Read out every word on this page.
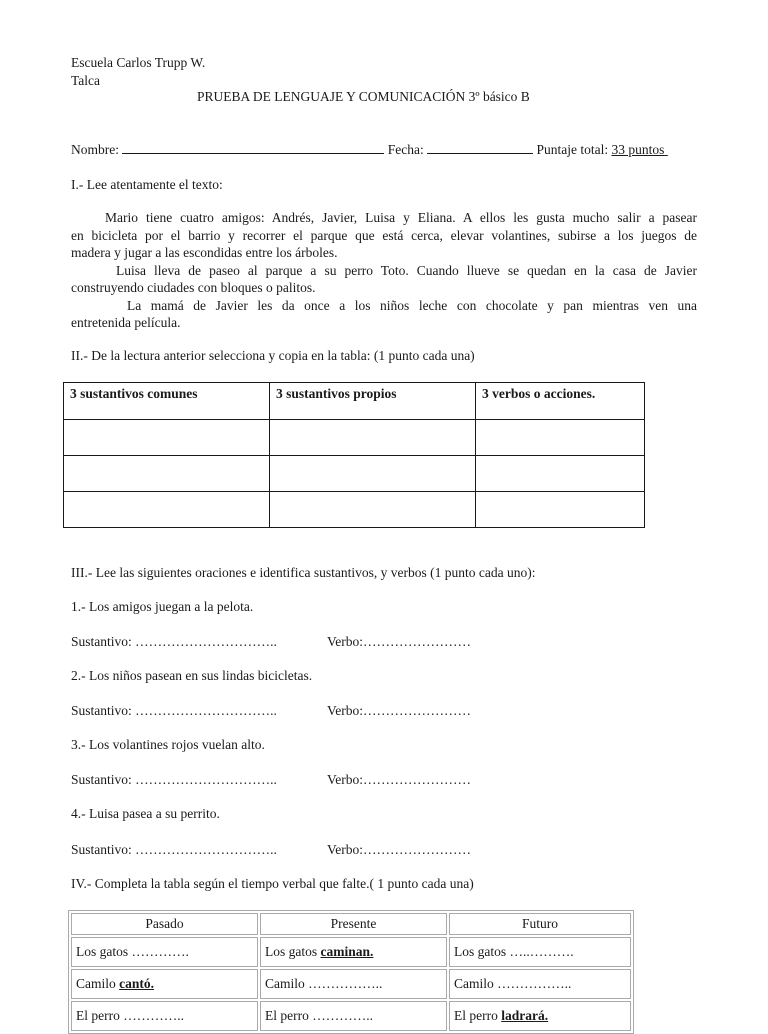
Escuela Carlos Trupp W.
Talca
PRUEBA DE LENGUAJE Y COMUNICACIÓN 3º básico B
Nombre:	Fecha:	Puntaje total: 33 puntos
I.- Lee atentamente el texto:
Mario tiene cuatro amigos: Andrés, Javier, Luisa y Eliana. A ellos les gusta mucho salir a pasear
en bicicleta por el barrio y recorrer el parque que está cerca, elevar volantines, subirse a los juegos de
madera y jugar a las escondidas entre los árboles.
Luisa lleva de paseo al parque a su perro Toto. Cuando llueve se quedan en la casa de Javier
construyendo ciudades con bloques o palitos.
La mamá de Javier les da once a los niños leche con chocolate y pan mientras ven una
entretenida película.
II.- De la lectura anterior selecciona y copia en la tabla: (1 punto cada una)
3 sustantivos comunes	3 sustantivos propios	3 verbos o acciones.

III.- Lee las siguientes oraciones e identifica sustantivos, y verbos (1 punto cada uno):
1.- Los amigos juegan a la pelota.
Sustantivo: …………………………..	Verbo:……………………
2.- Los niños pasean en sus lindas bicicletas.
Sustantivo: …………………………..	Verbo:……………………
3.- Los volantines rojos vuelan alto.
Sustantivo: …………………………..	Verbo:……………………
4.- Luisa pasea a su perrito.
Sustantivo: …………………………..	Verbo:……………………
IV.- Completa la tabla según el tiempo verbal que falte.( 1 punto cada una)
Pasado	Presente	Futuro
Los gatos ………….	Los gatos caminan.	Los gatos …..……….
Camilo cantó.	Camilo ……………..	Camilo ……………..
El perro …………..	El perro …………..	El perro ladrará.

○ ○ ○ ○ ○ ○ ○

Please write out all the data again word for word, but not the pictures.

Read out every word on this page.
Escuela Carlos Trupp W.
Talca
PRUEBA DE LENGUAJE Y COMUNICACIÓN 3º básico B
Nombre:	Fecha:	Puntaje total: 33 puntos
I.- Lee atentamente el texto:
Mario tiene cuatro amigos: Andrés, Javier, Luisa y Eliana. A ellos les gusta mucho salir a pasear
en bicicleta por el barrio y recorrer el parque que está cerca, elevar volantines, subirse a los juegos de
madera y jugar a las escondidas entre los árboles.
Luisa lleva de paseo al parque a su perro Toto. Cuando llueve se quedan en la casa de Javier
construyendo ciudades con bloques o palitos.
La mamá de Javier les da once a los niños leche con chocolate y pan mientras ven una
entretenida película.
II.- De la lectura anterior selecciona y copia en la tabla: (1 punto cada una)
3 sustantivos comunes	3 sustantivos propios	3 verbos o acciones.

III.- Lee las siguientes oraciones e identifica sustantivos, y verbos (1 punto cada uno):
1.- Los amigos juegan a la pelota.
Sustantivo: …………………………..	Verbo:……………………
2.- Los niños pasean en sus lindas bicicletas.
Sustantivo: …………………………..	Verbo:……………………
3.- Los volantines rojos vuelan alto.
Sustantivo: …………………………..	Verbo:……………………
4.- Luisa pasea a su perrito.
Sustantivo: …………………………..	Verbo:……………………
IV.- Completa la tabla según el tiempo verbal que falte.( 1 punto cada una)
Pasado	Presente	Futuro
Los gatos ………….	Los gatos caminan.	Los gatos …..……….
Camilo cantó.	Camilo ……………..	Camilo ……………..
El perro …………..	El perro …………..	El perro ladrará.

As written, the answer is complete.